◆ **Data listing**
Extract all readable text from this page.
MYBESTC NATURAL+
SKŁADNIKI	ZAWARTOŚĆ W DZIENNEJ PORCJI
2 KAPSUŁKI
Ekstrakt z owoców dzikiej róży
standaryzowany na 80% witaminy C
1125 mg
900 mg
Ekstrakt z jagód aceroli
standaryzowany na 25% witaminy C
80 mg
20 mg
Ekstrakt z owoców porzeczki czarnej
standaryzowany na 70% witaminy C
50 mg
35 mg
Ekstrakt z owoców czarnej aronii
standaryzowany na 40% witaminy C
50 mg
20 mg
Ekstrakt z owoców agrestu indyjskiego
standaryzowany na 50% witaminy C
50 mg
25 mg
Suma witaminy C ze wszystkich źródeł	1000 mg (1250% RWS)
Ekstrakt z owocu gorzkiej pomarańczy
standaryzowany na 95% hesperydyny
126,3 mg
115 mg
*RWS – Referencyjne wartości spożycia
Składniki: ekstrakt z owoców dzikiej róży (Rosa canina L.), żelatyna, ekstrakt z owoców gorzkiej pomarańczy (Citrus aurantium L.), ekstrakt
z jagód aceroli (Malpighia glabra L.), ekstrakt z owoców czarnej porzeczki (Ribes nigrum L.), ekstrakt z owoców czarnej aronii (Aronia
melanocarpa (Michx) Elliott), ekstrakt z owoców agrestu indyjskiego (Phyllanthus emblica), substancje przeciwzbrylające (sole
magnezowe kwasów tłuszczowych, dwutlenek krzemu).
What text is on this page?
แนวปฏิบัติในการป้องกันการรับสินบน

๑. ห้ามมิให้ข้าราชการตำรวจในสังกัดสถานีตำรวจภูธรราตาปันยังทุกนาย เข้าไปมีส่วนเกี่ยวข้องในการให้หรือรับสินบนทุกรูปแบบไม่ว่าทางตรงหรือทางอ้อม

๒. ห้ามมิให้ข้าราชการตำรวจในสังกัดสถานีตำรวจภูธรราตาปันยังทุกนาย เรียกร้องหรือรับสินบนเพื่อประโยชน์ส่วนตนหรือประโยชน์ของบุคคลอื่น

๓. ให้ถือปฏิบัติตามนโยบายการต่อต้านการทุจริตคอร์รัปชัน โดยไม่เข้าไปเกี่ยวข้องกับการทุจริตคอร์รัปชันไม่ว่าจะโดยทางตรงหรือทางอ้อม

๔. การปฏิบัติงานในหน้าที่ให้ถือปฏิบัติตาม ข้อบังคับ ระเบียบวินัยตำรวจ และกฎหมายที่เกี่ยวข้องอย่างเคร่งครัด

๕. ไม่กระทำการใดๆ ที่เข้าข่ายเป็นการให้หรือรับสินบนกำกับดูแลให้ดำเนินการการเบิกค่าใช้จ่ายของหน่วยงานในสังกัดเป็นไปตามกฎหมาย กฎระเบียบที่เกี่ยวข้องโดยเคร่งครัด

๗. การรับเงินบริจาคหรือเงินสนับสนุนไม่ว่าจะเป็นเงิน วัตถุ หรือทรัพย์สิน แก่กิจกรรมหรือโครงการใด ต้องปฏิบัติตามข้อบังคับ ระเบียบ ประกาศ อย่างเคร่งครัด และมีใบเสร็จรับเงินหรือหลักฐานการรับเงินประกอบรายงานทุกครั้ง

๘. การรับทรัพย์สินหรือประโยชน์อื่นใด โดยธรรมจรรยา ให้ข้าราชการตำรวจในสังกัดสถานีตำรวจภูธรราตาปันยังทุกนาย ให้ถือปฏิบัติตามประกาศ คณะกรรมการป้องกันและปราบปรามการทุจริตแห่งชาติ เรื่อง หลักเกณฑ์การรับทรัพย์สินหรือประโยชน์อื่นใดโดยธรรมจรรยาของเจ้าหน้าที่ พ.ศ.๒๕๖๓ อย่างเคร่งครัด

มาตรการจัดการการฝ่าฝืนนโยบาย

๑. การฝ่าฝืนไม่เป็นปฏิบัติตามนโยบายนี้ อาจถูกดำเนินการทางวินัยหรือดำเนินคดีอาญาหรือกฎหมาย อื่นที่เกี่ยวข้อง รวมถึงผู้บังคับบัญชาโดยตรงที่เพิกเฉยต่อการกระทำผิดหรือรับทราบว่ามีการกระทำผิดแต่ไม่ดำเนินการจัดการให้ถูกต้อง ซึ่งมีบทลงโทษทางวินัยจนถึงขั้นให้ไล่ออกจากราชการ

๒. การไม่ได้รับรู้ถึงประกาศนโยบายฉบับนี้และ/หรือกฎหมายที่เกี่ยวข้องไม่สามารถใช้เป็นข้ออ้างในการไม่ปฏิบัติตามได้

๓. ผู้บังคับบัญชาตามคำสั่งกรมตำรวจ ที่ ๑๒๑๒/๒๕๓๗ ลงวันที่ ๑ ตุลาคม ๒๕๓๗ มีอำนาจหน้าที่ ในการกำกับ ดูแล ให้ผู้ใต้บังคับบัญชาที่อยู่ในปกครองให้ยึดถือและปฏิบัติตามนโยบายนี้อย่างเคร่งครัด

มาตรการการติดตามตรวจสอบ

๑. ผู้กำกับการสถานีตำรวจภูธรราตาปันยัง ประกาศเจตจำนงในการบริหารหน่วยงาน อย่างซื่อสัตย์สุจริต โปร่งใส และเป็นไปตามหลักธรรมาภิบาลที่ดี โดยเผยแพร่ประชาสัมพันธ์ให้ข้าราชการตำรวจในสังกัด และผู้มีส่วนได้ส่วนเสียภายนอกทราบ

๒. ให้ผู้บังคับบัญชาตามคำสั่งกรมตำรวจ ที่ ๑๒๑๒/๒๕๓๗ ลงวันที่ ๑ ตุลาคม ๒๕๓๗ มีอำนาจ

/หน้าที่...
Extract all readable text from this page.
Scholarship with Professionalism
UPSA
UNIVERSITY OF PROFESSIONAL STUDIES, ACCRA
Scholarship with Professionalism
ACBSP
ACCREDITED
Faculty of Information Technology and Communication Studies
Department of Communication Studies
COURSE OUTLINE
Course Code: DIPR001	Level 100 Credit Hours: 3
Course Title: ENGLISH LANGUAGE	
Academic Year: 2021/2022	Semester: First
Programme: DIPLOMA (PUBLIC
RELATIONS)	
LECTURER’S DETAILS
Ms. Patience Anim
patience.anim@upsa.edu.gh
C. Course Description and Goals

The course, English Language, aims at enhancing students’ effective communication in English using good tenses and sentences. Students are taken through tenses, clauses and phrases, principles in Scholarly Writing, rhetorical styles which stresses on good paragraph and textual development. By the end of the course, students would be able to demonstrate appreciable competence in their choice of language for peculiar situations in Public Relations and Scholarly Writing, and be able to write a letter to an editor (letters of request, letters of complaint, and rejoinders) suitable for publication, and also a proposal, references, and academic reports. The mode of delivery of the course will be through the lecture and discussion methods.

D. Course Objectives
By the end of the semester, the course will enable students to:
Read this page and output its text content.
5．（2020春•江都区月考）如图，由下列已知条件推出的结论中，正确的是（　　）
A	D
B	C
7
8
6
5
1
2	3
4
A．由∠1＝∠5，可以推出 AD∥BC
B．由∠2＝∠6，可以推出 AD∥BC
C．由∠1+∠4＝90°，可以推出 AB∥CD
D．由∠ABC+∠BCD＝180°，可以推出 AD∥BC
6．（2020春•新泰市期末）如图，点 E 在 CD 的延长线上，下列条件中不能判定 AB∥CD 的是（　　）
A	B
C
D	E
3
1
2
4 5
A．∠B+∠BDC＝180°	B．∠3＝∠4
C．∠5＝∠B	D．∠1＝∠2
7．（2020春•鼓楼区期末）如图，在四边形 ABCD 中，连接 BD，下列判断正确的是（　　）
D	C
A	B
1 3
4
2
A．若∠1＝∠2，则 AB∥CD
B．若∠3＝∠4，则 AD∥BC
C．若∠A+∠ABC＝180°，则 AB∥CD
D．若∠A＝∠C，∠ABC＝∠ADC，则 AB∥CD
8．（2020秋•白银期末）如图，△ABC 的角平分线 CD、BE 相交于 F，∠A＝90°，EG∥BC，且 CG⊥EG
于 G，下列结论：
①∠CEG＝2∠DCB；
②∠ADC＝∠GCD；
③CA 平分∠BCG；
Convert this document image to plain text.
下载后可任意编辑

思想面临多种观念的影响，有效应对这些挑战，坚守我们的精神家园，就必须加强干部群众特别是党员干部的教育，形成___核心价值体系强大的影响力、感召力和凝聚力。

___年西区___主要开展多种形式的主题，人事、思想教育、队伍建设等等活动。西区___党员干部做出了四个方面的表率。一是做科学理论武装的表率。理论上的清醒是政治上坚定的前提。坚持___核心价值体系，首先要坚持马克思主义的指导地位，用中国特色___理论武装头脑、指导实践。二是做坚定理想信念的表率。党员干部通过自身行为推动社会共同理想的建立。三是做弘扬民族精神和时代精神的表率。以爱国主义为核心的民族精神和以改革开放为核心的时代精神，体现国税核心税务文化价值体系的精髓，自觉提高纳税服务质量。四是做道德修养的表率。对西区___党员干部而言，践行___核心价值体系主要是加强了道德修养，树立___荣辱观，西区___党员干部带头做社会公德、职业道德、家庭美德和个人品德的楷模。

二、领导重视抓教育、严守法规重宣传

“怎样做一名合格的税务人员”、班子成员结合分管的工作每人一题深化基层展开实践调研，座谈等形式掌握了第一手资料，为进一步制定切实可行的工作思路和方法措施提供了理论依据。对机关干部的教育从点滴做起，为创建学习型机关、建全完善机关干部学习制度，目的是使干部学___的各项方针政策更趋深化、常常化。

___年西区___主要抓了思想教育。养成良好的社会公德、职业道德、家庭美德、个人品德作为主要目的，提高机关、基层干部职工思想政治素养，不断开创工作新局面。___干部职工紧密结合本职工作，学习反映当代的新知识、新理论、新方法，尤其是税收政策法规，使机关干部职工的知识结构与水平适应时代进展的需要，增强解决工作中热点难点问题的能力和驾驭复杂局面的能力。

◆ **WHAT THE TASK ASKS**
Exactly repeat the lines from the line that contains "Convert this document image to plain text." to the end of the entries, both included, and leave out all other lines.

◆ **SOLUTION**
Convert this document image to plain text.
下载后可任意编辑

思想面临多种观念的影响，有效应对这些挑战，坚守我们的精神家园，就必须加强干部群众特别是党员干部的教育，形成___核心价值体系强大的影响力、感召力和凝聚力。

___年西区___主要开展多种形式的主题，人事、思想教育、队伍建设等等活动。西区___党员干部做出了四个方面的表率。一是做科学理论武装的表率。理论上的清醒是政治上坚定的前提。坚持___核心价值体系，首先要坚持马克思主义的指导地位，用中国特色___理论武装头脑、指导实践。二是做坚定理想信念的表率。党员干部通过自身行为推动社会共同理想的建立。三是做弘扬民族精神和时代精神的表率。以爱国主义为核心的民族精神和以改革开放为核心的时代精神，体现国税核心税务文化价值体系的精髓，自觉提高纳税服务质量。四是做道德修养的表率。对西区___党员干部而言，践行___核心价值体系主要是加强了道德修养，树立___荣辱观，西区___党员干部带头做社会公德、职业道德、家庭美德和个人品德的楷模。

二、领导重视抓教育、严守法规重宣传

“怎样做一名合格的税务人员”、班子成员结合分管的工作每人一题深化基层展开实践调研，座谈等形式掌握了第一手资料，为进一步制定切实可行的工作思路和方法措施提供了理论依据。对机关干部的教育从点滴做起，为创建学习型机关、建全完善机关干部学习制度，目的是使干部学___的各项方针政策更趋深化、常常化。

___年西区___主要抓了思想教育。养成良好的社会公德、职业道德、家庭美德、个人品德作为主要目的，提高机关、基层干部职工思想政治素养，不断开创工作新局面。___干部职工紧密结合本职工作，学习反映当代的新知识、新理论、新方法，尤其是税收政策法规，使机关干部职工的知识结构与水平适应时代进展的需要，增强解决工作中热点难点问题的能力和驾驭复杂局面的能力。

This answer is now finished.